Start of INPUT

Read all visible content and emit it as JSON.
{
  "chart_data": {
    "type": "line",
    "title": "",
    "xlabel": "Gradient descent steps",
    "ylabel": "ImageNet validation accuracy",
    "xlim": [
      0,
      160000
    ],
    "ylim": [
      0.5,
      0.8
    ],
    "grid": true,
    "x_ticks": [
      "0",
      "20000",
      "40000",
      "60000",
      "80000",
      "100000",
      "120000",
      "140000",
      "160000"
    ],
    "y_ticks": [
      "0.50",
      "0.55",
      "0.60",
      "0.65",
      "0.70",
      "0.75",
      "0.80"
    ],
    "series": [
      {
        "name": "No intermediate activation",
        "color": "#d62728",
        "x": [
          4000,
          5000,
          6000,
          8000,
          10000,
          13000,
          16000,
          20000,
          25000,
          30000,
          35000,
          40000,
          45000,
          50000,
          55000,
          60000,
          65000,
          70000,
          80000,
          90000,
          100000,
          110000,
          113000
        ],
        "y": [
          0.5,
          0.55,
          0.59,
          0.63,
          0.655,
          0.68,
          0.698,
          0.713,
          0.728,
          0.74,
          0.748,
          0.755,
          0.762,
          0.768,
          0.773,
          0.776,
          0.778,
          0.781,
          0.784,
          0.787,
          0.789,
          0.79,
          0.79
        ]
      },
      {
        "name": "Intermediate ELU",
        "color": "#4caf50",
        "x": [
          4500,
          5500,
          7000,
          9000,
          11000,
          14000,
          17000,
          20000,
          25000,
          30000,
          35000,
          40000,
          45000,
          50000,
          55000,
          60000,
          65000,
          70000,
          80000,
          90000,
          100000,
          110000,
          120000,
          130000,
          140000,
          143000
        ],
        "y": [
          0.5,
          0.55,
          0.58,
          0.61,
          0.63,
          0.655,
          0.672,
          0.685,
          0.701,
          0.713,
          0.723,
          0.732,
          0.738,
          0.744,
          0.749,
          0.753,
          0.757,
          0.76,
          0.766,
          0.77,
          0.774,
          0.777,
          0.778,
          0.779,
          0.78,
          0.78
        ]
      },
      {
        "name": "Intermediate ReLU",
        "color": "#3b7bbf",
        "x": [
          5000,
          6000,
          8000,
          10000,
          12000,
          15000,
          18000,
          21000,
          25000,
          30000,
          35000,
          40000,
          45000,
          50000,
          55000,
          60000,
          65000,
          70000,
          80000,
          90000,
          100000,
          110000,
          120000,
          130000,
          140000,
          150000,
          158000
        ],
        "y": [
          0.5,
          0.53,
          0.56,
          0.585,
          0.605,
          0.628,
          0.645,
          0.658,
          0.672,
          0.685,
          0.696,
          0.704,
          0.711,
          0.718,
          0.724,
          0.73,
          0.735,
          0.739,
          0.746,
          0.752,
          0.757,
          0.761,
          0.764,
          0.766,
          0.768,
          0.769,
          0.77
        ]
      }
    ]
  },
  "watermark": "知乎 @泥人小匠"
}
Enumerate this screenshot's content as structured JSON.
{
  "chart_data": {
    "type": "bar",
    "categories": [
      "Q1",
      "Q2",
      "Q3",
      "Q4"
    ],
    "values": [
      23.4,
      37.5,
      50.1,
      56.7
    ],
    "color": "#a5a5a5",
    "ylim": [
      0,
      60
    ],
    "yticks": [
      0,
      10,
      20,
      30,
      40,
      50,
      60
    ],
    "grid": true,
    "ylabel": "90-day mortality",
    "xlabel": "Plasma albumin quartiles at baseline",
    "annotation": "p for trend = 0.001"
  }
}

End of INPUT

From the records above, extract everything verbatim.

> **TASK ANSWER**:
Read all visible content and emit it as JSON.
{
  "chart_data": {
    "type": "line",
    "title": "",
    "xlabel": "Gradient descent steps",
    "ylabel": "ImageNet validation accuracy",
    "xlim": [
      0,
      160000
    ],
    "ylim": [
      0.5,
      0.8
    ],
    "grid": true,
    "x_ticks": [
      "0",
      "20000",
      "40000",
      "60000",
      "80000",
      "100000",
      "120000",
      "140000",
      "160000"
    ],
    "y_ticks": [
      "0.50",
      "0.55",
      "0.60",
      "0.65",
      "0.70",
      "0.75",
      "0.80"
    ],
    "series": [
      {
        "name": "No intermediate activation",
        "color": "#d62728",
        "x": [
          4000,
          5000,
          6000,
          8000,
          10000,
          13000,
          16000,
          20000,
          25000,
          30000,
          35000,
          40000,
          45000,
          50000,
          55000,
          60000,
          65000,
          70000,
          80000,
          90000,
          100000,
          110000,
          113000
        ],
        "y": [
          0.5,
          0.55,
          0.59,
          0.63,
          0.655,
          0.68,
          0.698,
          0.713,
          0.728,
          0.74,
          0.748,
          0.755,
          0.762,
          0.768,
          0.773,
          0.776,
          0.778,
          0.781,
          0.784,
          0.787,
          0.789,
          0.79,
          0.79
        ]
      },
      {
        "name": "Intermediate ELU",
        "color": "#4caf50",
        "x": [
          4500,
          5500,
          7000,
          9000,
          11000,
          14000,
          17000,
          20000,
          25000,
          30000,
          35000,
          40000,
          45000,
          50000,
          55000,
          60000,
          65000,
          70000,
          80000,
          90000,
          100000,
          110000,
          120000,
          130000,
          140000,
          143000
        ],
        "y": [
          0.5,
          0.55,
          0.58,
          0.61,
          0.63,
          0.655,
          0.672,
          0.685,
          0.701,
          0.713,
          0.723,
          0.732,
          0.738,
          0.744,
          0.749,
          0.753,
          0.757,
          0.76,
          0.766,
          0.77,
          0.774,
          0.777,
          0.778,
          0.779,
          0.78,
          0.78
        ]
      },
      {
        "name": "Intermediate ReLU",
        "color": "#3b7bbf",
        "x": [
          5000,
          6000,
          8000,
          10000,
          12000,
          15000,
          18000,
          21000,
          25000,
          30000,
          35000,
          40000,
          45000,
          50000,
          55000,
          60000,
          65000,
          70000,
          80000,
          90000,
          100000,
          110000,
          120000,
          130000,
          140000,
          150000,
          158000
        ],
        "y": [
          0.5,
          0.53,
          0.56,
          0.585,
          0.605,
          0.628,
          0.645,
          0.658,
          0.672,
          0.685,
          0.696,
          0.704,
          0.711,
          0.718,
          0.724,
          0.73,
          0.735,
          0.739,
          0.746,
          0.752,
          0.757,
          0.761,
          0.764,
          0.766,
          0.768,
          0.769,
          0.77
        ]
      }
    ]
  },
  "watermark": "知乎 @泥人小匠"
}
Enumerate this screenshot's content as structured JSON.
{
  "chart_data": {
    "type": "bar",
    "categories": [
      "Q1",
      "Q2",
      "Q3",
      "Q4"
    ],
    "values": [
      23.4,
      37.5,
      50.1,
      56.7
    ],
    "color": "#a5a5a5",
    "ylim": [
      0,
      60
    ],
    "yticks": [
      0,
      10,
      20,
      30,
      40,
      50,
      60
    ],
    "grid": true,
    "ylabel": "90-day mortality",
    "xlabel": "Plasma albumin quartiles at baseline",
    "annotation": "p for trend = 0.001"
  }
}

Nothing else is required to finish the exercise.